* **Objective**:
Copy out the rows word for word, from the first row of the records through the row containing "symbol-method-icon — [47, 329, 65, 347]", and include both of those rows.

* **Information provided**:
START
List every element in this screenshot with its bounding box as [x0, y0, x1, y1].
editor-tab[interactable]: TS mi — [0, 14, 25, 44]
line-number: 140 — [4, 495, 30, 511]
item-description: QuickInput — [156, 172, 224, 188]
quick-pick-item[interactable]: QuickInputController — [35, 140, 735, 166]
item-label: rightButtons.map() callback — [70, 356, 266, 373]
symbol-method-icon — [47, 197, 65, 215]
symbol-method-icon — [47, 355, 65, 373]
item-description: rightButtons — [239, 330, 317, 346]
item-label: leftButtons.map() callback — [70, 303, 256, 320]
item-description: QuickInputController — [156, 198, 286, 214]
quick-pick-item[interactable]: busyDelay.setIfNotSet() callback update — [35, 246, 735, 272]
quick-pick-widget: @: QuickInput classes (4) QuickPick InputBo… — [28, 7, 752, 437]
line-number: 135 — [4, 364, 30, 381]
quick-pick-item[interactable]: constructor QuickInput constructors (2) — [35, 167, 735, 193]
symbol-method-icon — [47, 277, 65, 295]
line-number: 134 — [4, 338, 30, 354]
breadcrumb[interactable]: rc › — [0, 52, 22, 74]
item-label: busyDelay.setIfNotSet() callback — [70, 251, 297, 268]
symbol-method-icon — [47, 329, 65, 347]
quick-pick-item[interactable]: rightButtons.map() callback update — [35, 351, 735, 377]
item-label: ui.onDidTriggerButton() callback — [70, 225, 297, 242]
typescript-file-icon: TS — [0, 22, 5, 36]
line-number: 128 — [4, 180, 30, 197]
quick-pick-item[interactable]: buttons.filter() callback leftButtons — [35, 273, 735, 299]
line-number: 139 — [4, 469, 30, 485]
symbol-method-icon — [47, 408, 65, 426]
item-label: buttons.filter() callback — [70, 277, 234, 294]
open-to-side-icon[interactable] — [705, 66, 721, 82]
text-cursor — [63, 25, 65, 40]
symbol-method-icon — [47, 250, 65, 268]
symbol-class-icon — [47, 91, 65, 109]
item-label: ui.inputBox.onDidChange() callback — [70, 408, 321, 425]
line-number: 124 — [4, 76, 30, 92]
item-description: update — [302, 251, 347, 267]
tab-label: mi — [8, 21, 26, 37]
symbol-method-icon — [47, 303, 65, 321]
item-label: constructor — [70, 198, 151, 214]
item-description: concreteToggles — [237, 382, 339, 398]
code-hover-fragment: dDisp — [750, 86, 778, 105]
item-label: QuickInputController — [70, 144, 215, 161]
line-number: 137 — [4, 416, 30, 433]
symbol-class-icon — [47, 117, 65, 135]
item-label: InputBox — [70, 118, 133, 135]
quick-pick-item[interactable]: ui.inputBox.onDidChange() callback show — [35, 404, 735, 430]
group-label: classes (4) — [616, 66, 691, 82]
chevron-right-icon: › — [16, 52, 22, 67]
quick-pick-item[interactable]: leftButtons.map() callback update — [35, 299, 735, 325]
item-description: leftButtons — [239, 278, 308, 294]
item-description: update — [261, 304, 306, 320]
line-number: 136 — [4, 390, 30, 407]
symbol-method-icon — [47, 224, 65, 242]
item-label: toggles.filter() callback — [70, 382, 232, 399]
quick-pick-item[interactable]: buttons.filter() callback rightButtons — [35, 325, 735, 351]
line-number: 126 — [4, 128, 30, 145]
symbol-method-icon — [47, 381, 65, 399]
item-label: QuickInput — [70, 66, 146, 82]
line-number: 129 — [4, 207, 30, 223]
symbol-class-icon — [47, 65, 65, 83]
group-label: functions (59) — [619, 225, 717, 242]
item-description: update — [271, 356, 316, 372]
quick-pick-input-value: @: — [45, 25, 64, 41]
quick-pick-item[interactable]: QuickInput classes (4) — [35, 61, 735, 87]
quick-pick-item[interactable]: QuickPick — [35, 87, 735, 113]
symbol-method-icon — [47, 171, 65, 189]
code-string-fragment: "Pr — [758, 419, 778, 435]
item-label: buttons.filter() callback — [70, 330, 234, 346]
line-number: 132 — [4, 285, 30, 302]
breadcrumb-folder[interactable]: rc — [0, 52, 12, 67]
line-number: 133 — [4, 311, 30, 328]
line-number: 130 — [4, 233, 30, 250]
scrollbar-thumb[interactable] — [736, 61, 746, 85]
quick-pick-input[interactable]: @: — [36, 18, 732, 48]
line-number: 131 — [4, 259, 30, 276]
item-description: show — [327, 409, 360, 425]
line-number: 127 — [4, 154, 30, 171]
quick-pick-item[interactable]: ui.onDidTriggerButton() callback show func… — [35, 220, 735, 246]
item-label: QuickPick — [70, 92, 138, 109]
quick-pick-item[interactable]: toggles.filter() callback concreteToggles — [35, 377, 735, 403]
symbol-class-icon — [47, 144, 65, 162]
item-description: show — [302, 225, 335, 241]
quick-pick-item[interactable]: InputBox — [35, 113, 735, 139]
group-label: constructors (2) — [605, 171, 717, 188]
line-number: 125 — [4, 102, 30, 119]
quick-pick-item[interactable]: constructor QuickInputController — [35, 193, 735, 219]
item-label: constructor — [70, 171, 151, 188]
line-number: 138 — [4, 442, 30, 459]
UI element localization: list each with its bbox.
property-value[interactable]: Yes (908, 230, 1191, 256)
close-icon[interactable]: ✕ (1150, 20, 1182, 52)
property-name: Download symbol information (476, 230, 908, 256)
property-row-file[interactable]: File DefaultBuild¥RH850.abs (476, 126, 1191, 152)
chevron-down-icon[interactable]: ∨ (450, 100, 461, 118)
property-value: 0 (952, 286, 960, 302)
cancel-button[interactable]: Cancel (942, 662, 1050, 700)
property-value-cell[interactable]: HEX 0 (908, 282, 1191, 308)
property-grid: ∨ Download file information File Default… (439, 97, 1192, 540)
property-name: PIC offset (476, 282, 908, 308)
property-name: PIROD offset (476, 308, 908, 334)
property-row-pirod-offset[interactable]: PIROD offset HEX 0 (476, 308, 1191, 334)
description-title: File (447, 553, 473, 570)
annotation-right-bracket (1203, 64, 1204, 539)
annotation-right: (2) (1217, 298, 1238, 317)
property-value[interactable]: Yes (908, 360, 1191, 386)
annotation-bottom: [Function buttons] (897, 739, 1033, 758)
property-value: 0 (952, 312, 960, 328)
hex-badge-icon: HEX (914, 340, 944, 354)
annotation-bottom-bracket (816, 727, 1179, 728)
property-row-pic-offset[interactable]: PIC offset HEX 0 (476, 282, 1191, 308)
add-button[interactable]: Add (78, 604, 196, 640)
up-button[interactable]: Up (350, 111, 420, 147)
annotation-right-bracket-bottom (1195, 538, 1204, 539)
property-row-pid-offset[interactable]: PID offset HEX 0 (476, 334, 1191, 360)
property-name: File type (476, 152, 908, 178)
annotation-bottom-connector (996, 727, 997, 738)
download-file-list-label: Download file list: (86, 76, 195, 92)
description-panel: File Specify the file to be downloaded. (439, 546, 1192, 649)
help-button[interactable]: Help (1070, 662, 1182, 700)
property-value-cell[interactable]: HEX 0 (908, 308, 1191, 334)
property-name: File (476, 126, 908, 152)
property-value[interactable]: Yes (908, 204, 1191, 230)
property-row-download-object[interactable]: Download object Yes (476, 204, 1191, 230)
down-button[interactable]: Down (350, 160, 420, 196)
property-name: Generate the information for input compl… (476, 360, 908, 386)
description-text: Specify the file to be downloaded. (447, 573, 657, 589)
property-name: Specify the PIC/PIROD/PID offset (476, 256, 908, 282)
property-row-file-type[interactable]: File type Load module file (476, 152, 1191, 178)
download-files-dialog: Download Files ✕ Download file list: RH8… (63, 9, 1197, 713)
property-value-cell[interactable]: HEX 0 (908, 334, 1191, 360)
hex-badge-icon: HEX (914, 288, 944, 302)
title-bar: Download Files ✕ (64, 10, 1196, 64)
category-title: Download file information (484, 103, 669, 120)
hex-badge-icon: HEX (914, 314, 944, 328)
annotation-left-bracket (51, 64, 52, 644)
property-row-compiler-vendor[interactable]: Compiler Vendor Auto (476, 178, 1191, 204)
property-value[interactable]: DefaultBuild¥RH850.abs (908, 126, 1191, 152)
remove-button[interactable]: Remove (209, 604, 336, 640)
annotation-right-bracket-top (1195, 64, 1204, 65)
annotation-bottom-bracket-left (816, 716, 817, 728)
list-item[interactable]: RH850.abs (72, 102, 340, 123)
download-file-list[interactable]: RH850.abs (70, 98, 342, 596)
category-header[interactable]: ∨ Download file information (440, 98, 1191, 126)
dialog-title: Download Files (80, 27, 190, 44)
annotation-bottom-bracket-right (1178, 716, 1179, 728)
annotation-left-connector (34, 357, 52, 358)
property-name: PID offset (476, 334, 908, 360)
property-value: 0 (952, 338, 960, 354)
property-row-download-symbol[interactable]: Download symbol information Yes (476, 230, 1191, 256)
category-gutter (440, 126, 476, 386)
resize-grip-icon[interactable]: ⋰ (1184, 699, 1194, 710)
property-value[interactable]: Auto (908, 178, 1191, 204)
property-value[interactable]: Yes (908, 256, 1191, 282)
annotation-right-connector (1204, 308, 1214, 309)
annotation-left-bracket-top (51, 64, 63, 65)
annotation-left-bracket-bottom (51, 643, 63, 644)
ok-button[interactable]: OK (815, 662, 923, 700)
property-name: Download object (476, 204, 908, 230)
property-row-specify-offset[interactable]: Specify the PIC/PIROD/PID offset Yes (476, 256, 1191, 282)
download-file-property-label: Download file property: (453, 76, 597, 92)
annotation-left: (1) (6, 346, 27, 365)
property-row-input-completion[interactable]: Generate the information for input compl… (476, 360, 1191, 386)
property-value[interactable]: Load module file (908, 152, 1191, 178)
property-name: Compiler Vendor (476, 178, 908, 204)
END
* **Correct response**:
List every element in this screenshot with its bounding box as [x0, y0, x1, y1].
editor-tab[interactable]: TS mi — [0, 14, 25, 44]
line-number: 140 — [4, 495, 30, 511]
item-description: QuickInput — [156, 172, 224, 188]
quick-pick-item[interactable]: QuickInputController — [35, 140, 735, 166]
item-label: rightButtons.map() callback — [70, 356, 266, 373]
symbol-method-icon — [47, 197, 65, 215]
symbol-method-icon — [47, 355, 65, 373]
item-description: rightButtons — [239, 330, 317, 346]
item-label: leftButtons.map() callback — [70, 303, 256, 320]
item-description: QuickInputController — [156, 198, 286, 214]
quick-pick-item[interactable]: busyDelay.setIfNotSet() callback update — [35, 246, 735, 272]
quick-pick-widget: @: QuickInput classes (4) QuickPick InputBo… — [28, 7, 752, 437]
line-number: 135 — [4, 364, 30, 381]
quick-pick-item[interactable]: constructor QuickInput constructors (2) — [35, 167, 735, 193]
symbol-method-icon — [47, 277, 65, 295]
line-number: 134 — [4, 338, 30, 354]
breadcrumb[interactable]: rc › — [0, 52, 22, 74]
item-label: busyDelay.setIfNotSet() callback — [70, 251, 297, 268]
symbol-method-icon — [47, 329, 65, 347]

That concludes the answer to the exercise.